> [BRIEF]:
Copy out each line that mentions the word "toán".

> [RECORDED DATA]:
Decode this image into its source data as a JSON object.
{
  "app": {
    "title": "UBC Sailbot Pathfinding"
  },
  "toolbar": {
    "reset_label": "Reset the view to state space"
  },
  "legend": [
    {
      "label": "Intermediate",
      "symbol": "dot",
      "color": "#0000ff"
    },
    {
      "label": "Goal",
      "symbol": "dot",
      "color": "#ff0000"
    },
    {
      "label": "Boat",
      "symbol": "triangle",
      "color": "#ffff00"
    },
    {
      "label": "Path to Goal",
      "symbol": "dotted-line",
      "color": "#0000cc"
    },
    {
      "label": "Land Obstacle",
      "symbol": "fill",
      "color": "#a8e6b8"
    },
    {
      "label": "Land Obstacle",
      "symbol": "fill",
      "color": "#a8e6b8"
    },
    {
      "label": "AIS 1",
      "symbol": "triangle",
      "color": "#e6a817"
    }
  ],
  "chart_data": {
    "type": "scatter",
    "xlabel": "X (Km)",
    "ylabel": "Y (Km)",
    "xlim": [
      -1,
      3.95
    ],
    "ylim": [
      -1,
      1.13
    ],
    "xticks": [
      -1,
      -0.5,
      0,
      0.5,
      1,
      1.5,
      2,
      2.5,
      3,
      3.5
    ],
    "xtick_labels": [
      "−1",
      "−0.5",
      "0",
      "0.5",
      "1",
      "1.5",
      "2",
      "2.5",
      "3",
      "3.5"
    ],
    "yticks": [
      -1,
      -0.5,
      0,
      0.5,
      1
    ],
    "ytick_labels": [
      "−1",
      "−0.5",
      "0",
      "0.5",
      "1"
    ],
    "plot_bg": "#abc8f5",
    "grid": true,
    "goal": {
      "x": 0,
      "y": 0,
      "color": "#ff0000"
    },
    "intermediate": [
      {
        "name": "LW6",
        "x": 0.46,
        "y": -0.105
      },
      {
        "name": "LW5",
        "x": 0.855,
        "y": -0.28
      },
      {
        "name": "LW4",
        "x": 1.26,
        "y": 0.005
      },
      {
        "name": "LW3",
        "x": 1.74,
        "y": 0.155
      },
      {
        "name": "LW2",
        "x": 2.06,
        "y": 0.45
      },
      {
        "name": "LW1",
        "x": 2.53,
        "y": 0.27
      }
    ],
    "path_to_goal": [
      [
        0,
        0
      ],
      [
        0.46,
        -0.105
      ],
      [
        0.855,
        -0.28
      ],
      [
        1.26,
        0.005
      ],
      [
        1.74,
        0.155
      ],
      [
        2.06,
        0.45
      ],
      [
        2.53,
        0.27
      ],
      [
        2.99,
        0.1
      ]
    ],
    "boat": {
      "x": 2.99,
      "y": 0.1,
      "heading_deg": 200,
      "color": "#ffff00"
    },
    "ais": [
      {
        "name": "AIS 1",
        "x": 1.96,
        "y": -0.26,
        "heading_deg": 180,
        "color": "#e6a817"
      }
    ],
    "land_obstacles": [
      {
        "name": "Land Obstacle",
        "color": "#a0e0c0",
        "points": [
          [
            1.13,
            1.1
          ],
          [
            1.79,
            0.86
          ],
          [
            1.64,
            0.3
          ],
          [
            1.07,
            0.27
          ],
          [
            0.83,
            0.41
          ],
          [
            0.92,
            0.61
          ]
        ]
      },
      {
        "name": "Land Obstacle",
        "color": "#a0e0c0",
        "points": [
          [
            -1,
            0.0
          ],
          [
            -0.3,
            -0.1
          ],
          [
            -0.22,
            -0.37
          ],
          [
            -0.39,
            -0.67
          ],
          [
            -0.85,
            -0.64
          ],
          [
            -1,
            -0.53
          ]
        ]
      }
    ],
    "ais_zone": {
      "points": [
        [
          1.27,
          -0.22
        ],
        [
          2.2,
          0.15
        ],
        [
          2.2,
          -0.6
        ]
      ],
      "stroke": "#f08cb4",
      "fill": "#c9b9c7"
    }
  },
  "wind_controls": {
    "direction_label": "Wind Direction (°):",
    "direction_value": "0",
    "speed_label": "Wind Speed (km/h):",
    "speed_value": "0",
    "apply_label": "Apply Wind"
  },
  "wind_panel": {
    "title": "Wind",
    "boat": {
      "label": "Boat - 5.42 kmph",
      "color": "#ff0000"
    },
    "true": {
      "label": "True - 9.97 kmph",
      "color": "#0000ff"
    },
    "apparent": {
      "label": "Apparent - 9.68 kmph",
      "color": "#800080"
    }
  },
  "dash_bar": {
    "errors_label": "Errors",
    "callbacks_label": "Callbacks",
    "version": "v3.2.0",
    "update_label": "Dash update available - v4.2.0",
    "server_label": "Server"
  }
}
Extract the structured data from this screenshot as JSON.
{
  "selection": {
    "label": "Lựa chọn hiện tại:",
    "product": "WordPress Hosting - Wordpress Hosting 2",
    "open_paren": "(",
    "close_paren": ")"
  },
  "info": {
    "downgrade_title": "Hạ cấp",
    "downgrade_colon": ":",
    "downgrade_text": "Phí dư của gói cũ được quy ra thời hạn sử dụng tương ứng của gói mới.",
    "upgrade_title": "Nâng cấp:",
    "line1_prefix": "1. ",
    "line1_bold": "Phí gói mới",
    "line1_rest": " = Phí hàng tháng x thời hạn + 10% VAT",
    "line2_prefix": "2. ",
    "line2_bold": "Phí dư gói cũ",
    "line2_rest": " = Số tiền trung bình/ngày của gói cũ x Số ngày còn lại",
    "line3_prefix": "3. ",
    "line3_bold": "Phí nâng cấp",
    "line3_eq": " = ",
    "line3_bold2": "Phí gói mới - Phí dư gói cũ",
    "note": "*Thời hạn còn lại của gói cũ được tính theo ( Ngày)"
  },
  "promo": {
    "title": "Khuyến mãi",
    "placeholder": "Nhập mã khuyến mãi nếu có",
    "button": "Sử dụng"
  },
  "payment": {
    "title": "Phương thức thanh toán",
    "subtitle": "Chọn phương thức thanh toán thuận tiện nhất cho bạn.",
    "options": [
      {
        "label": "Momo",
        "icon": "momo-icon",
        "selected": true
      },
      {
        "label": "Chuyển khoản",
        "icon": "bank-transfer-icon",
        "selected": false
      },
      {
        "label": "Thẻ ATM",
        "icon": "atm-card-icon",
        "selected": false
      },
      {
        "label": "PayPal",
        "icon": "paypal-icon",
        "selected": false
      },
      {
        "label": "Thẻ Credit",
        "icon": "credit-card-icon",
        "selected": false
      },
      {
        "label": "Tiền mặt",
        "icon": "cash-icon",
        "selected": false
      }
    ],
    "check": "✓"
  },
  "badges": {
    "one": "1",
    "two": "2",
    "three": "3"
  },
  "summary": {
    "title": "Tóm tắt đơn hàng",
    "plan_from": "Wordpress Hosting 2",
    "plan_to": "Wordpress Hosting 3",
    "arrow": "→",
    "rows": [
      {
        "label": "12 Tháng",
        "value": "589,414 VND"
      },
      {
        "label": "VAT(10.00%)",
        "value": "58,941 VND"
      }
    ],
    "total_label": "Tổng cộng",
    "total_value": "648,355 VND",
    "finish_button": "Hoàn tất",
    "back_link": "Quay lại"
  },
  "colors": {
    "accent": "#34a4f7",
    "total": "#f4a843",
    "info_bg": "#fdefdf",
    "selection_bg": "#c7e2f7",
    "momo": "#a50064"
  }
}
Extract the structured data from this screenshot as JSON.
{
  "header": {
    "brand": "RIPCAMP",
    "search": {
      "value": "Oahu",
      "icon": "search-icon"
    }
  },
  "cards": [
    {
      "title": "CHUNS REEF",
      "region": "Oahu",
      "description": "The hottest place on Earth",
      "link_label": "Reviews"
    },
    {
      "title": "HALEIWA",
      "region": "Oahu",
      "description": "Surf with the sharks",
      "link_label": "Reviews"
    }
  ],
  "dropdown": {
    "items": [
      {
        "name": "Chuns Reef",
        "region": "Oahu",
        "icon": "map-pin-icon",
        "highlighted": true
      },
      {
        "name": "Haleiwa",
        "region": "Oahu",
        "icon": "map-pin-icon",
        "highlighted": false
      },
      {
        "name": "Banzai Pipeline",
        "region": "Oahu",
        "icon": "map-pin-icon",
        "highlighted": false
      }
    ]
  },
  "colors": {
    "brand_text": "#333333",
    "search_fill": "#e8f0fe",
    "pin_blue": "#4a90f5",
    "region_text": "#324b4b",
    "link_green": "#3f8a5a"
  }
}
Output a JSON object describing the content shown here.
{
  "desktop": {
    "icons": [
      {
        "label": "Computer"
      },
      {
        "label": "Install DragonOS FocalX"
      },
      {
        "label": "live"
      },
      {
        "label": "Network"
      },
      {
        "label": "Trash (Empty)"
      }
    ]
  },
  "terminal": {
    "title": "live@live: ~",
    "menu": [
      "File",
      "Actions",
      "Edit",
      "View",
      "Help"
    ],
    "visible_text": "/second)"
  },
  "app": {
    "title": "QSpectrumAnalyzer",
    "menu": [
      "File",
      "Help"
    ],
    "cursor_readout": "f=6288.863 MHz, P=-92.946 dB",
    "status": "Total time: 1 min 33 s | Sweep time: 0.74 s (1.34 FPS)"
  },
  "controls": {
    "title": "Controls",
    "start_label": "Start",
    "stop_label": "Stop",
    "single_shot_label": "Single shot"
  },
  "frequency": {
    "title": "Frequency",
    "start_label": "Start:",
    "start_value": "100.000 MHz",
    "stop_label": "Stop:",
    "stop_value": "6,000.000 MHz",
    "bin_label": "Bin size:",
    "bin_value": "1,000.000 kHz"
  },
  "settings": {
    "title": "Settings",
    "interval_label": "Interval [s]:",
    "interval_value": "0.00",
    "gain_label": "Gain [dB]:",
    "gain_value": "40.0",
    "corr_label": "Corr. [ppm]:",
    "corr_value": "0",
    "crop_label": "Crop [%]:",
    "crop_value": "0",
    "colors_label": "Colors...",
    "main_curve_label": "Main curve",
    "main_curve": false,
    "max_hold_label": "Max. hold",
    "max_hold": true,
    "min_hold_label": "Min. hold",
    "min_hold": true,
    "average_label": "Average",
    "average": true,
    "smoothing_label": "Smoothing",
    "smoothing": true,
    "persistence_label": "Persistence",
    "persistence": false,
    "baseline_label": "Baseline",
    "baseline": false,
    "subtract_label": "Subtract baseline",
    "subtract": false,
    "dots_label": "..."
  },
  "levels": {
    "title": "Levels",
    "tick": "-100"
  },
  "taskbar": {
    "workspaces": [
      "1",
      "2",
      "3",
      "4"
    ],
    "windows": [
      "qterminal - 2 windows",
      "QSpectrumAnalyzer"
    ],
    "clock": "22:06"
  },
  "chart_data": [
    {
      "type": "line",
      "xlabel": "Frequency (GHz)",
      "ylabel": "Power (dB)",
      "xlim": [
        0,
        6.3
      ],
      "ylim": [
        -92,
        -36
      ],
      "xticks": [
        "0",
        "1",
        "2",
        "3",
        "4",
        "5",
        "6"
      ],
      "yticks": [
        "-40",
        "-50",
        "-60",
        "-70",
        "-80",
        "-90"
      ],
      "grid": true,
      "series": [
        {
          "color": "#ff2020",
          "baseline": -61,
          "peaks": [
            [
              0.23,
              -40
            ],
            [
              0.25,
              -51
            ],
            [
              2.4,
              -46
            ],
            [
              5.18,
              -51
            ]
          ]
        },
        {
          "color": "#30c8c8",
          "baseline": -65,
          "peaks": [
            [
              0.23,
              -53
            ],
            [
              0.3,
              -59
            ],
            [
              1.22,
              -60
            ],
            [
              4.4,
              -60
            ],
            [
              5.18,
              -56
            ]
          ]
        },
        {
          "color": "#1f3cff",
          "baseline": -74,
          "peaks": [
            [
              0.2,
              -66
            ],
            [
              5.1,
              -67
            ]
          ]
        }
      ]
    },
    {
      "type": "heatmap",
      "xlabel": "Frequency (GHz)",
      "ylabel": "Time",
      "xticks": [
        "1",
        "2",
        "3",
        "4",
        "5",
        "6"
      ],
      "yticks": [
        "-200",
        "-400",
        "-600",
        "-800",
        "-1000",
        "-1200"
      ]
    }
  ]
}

> [WRITTEN REPLY]:
    "title": "Phương thức thanh toán",
    "subtitle": "Chọn phương thức thanh toán thuận tiện nhất cho bạn.",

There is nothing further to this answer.